__EXERCISE OBJECTIVE__: Where the line holding "Give me a plain-text" appears, start copying, and continue exactly through the last line of the listing, skipping pictures.

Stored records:

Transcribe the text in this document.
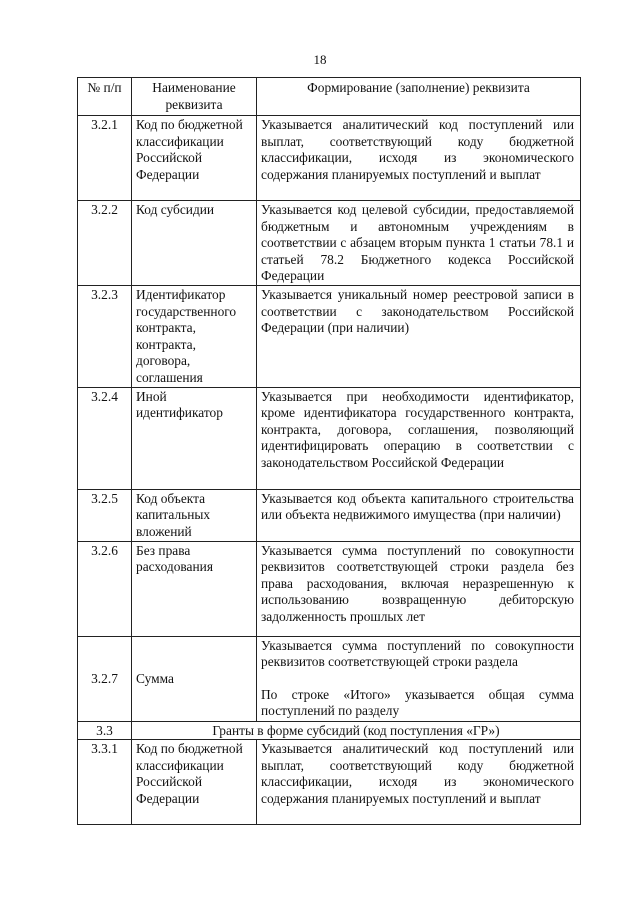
18
№ п/п	Наименование реквизита	Формирование (заполнение) реквизита
3.2.1	Код по бюджетной классификации Российской Федерации	Указывается аналитический код поступлений или выплат, соответствующий коду бюджетной классификации, исходя из экономического содержания планируемых поступлений и выплат
3.2.2	Код субсидии	Указывается код целевой субсидии, предоставляемой бюджетным и автономным учреждениям в соответствии с абзацем вторым пункта 1 статьи 78.1 и статьей 78.2 Бюджетного кодекса Российской Федерации
3.2.3	Идентификатор государственного контракта, контракта, договора, соглашения	Указывается уникальный номер реестровой записи в соответствии с законодательством Российской Федерации (при наличии)
3.2.4	Иной идентификатор	Указывается при необходимости идентификатор, кроме идентификатора государственного контракта, контракта, договора, соглашения, позволяющий идентифицировать операцию в соответствии с законодательством Российской Федерации
3.2.5	Код объекта капитальных вложений	Указывается код объекта капитального строительства или объекта недвижимого имущества (при наличии)
3.2.6	Без права расходования	Указывается сумма поступлений по совокупности реквизитов соответствующей строки раздела без права расходования, включая неразрешенную к использованию возвращенную дебиторскую задолженность прошлых лет
3.2.7	Сумма	Указывается сумма поступлений по совокупности реквизитов соответствующей строки раздела

По строке «Итого» указывается общая сумма поступлений по разделу

3.3	Гранты в форме субсидий (код поступления «ГР»)	
3.3.1	Код по бюджетной классификации Российской Федерации	Указывается аналитический код поступлений или выплат, соответствующий коду бюджетной классификации, исходя из экономического содержания планируемых поступлений и выплат
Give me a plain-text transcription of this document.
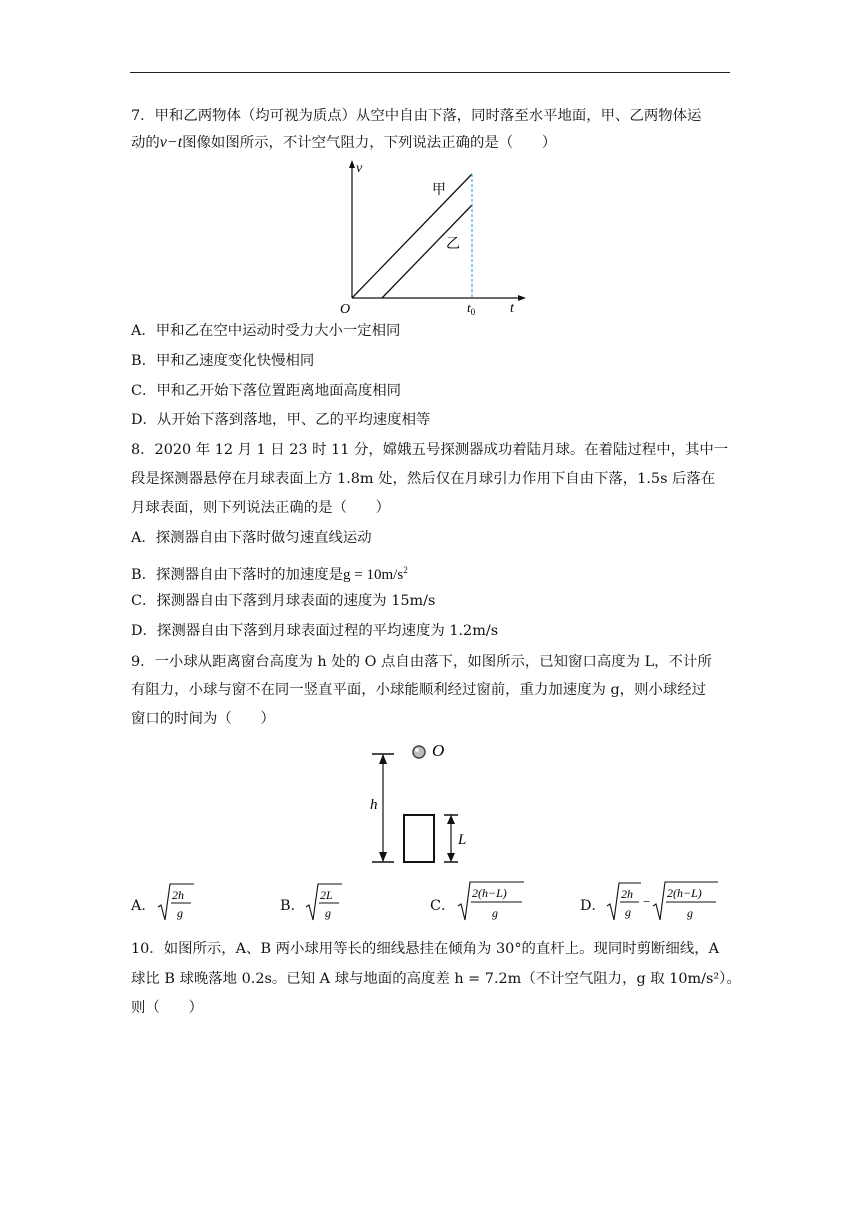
7．甲和乙两物体（均可视为质点）从空中自由下落，同时落至水平地面，甲、乙两物体运
动的v−t图像如图所示，不计空气阻力，下列说法正确的是（　　）
v
t
O	$t_0$
甲
乙
A．甲和乙在空中运动时受力大小一定相同
B．甲和乙速度变化快慢相同
C．甲和乙开始下落位置距离地面高度相同
D．从开始下落到落地，甲、乙的平均速度相等
8．2020 年 12 月 1 日 23 时 11 分，嫦娥五号探测器成功着陆月球。在着陆过程中，其中一
段是探测器悬停在月球表面上方 1.8m 处，然后仅在月球引力作用下自由下落，1.5s 后落在
月球表面，则下列说法正确的是（　　）
A．探测器自由下落时做匀速直线运动
B．探测器自由下落时的加速度是$g = 10m/s^2$
C．探测器自由下落到月球表面的速度为 15m/s
D．探测器自由下落到月球表面过程的平均速度为 1.2m/s
9．一小球从距离窗台高度为 h 处的 O 点自由落下，如图所示，已知窗口高度为 L，不计所
有阻力，小球与窗不在同一竖直平面，小球能顺利经过窗前，重力加速度为 g，则小球经过
窗口的时间为（　　）
h
O
L
A．
2h
g	B．
2L
g	C．
2(h−L)
g	D．
2h
g
−
2(h−L)
g
10．如图所示，A、B 两小球用等长的细线悬挂在倾角为 30°的直杆上。现同时剪断细线，A
球比 B 球晚落地 0.2s。已知 A 球与地面的高度差 h = 7.2m（不计空气阻力，g 取 10m/s²）。
则（　　）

__WORKED ANSWER__:
Give me a plain-text transcription of this document.
7．甲和乙两物体（均可视为质点）从空中自由下落，同时落至水平地面，甲、乙两物体运
动的v−t图像如图所示，不计空气阻力，下列说法正确的是（　　）
v
t
O	$t_0$
甲
乙
A．甲和乙在空中运动时受力大小一定相同
B．甲和乙速度变化快慢相同
C．甲和乙开始下落位置距离地面高度相同
D．从开始下落到落地，甲、乙的平均速度相等
8．2020 年 12 月 1 日 23 时 11 分，嫦娥五号探测器成功着陆月球。在着陆过程中，其中一
段是探测器悬停在月球表面上方 1.8m 处，然后仅在月球引力作用下自由下落，1.5s 后落在
月球表面，则下列说法正确的是（　　）
A．探测器自由下落时做匀速直线运动
B．探测器自由下落时的加速度是$g = 10m/s^2$
C．探测器自由下落到月球表面的速度为 15m/s
D．探测器自由下落到月球表面过程的平均速度为 1.2m/s
9．一小球从距离窗台高度为 h 处的 O 点自由落下，如图所示，已知窗口高度为 L，不计所
有阻力，小球与窗不在同一竖直平面，小球能顺利经过窗前，重力加速度为 g，则小球经过
窗口的时间为（　　）
h
O
L
A．
2h
g	B．
2L
g	C．
2(h−L)
g	D．
2h
g
−
2(h−L)
g
10．如图所示，A、B 两小球用等长的细线悬挂在倾角为 30°的直杆上。现同时剪断细线，A
球比 B 球晚落地 0.2s。已知 A 球与地面的高度差 h = 7.2m（不计空气阻力，g 取 10m/s²）。
则（　　）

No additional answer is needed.